Work to complete
Reproduce each line that includes the word "thirst".

===== Records provided

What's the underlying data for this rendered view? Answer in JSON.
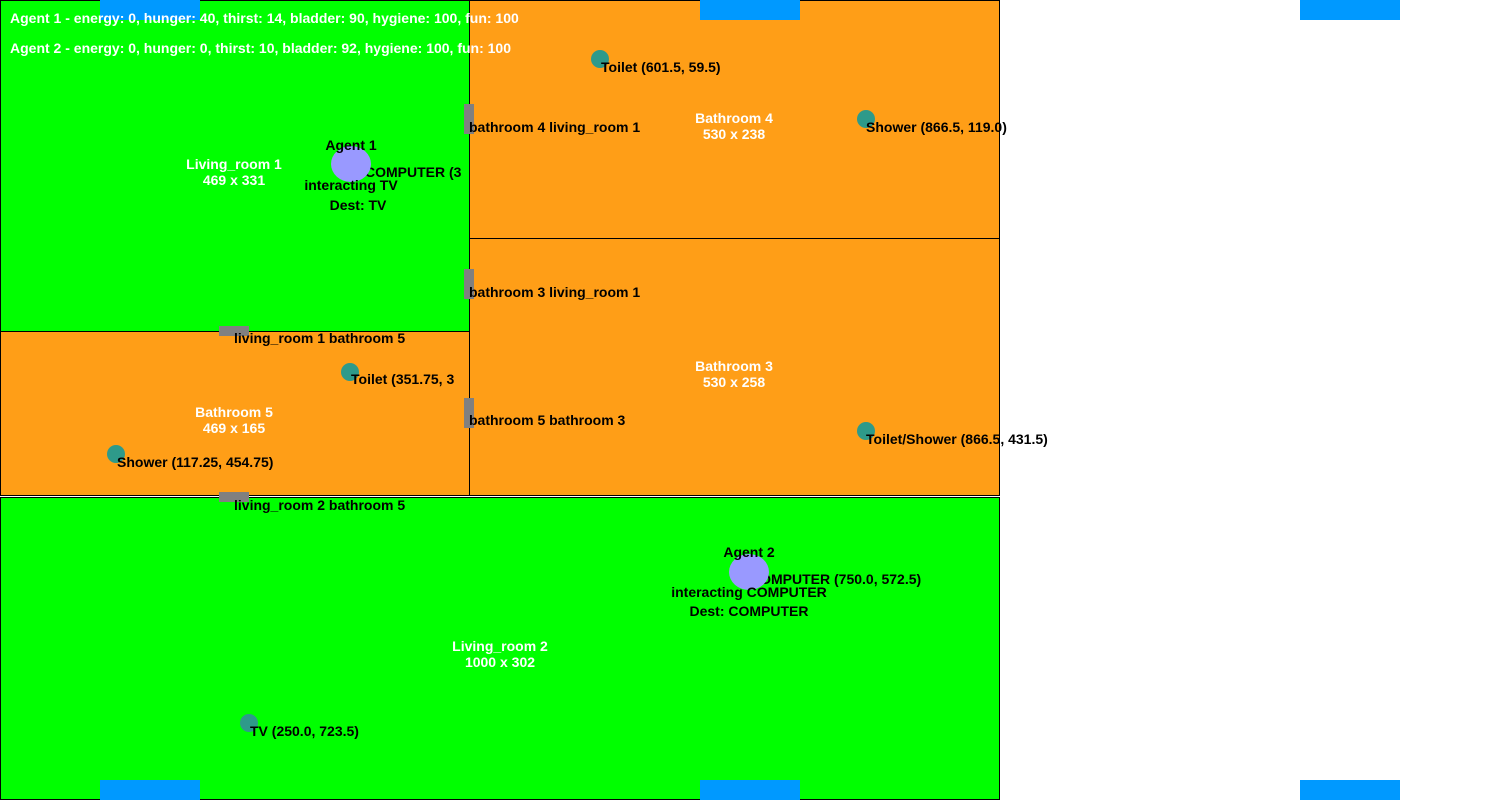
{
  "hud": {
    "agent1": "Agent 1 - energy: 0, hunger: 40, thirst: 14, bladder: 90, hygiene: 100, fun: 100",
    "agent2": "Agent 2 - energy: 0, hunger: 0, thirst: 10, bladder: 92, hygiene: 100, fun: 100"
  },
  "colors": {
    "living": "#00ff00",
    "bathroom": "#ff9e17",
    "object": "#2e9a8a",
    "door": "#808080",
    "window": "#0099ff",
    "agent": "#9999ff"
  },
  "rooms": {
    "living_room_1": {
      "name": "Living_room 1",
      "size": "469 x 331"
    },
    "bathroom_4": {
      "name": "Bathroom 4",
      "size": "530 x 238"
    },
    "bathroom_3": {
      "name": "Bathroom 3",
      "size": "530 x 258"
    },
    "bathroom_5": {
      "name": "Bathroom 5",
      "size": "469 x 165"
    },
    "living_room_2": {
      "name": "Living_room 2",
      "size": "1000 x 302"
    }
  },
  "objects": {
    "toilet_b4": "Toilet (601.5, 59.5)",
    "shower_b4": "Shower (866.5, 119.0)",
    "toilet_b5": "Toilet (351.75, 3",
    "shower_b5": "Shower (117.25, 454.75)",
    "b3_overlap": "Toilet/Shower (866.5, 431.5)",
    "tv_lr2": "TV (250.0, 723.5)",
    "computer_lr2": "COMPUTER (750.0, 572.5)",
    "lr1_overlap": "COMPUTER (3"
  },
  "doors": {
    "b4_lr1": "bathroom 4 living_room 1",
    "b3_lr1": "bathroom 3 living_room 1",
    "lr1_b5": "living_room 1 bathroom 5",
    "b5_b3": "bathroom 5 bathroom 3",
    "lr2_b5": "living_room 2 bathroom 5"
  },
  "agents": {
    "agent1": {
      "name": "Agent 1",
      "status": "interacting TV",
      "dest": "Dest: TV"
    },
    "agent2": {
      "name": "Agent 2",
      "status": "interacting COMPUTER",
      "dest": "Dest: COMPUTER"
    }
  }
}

==========
===== Records provided

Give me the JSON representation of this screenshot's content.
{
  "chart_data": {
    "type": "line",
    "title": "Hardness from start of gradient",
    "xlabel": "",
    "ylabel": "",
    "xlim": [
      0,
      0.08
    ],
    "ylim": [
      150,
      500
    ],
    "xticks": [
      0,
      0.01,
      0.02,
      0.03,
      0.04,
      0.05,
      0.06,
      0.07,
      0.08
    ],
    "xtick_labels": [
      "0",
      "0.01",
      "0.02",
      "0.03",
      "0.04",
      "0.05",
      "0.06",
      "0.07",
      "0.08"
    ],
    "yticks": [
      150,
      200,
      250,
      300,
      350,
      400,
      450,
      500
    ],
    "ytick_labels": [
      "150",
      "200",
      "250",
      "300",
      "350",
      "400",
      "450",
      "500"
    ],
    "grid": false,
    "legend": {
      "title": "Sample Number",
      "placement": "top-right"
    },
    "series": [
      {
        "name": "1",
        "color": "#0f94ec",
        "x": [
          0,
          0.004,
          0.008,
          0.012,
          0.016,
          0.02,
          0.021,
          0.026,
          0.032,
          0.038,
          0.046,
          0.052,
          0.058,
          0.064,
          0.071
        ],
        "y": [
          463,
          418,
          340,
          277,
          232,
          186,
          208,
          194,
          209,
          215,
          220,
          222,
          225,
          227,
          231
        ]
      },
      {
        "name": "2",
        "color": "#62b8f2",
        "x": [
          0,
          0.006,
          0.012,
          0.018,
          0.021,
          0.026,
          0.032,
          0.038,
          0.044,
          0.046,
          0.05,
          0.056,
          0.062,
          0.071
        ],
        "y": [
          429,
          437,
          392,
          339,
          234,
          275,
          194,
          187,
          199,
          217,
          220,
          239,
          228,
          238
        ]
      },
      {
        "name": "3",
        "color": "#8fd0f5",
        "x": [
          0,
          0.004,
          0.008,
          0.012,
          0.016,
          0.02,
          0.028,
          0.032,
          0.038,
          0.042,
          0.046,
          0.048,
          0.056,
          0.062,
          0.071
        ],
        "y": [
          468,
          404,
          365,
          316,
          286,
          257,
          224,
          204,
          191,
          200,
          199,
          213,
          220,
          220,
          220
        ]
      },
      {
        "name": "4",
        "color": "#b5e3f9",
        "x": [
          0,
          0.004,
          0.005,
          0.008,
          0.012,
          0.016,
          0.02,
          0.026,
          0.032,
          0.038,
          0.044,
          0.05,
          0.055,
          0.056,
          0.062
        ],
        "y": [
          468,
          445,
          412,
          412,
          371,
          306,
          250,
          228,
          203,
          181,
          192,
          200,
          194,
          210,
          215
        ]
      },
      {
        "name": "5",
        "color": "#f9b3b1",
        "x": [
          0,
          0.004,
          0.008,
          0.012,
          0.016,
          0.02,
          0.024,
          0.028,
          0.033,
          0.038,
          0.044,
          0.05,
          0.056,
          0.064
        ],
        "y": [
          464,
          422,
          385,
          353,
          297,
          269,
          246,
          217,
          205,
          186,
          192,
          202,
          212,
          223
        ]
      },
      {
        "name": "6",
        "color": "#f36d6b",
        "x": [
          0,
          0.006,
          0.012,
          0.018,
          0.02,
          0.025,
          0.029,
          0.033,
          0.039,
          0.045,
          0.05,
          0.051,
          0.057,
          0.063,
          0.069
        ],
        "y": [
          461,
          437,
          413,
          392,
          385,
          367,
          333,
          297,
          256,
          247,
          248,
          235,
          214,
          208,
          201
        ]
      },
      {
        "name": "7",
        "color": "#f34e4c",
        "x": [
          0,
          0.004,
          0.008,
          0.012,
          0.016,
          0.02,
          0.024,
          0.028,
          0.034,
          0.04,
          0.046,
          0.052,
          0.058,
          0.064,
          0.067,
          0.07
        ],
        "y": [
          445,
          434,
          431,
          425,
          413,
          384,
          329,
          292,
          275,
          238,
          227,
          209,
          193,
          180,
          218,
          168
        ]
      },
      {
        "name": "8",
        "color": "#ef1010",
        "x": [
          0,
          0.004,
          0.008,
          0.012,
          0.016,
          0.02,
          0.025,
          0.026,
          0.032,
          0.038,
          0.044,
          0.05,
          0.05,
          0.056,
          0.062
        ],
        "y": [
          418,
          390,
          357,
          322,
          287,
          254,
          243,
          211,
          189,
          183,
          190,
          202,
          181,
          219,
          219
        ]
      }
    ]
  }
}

==========

Written solution
    "agent1": "Agent 1 - energy: 0, hunger: 40, thirst: 14, bladder: 90, hygiene: 100, fun: 100",
    "agent2": "Agent 2 - energy: 0, hunger: 0, thirst: 10, bladder: 92, hygiene: 100, fun: 100"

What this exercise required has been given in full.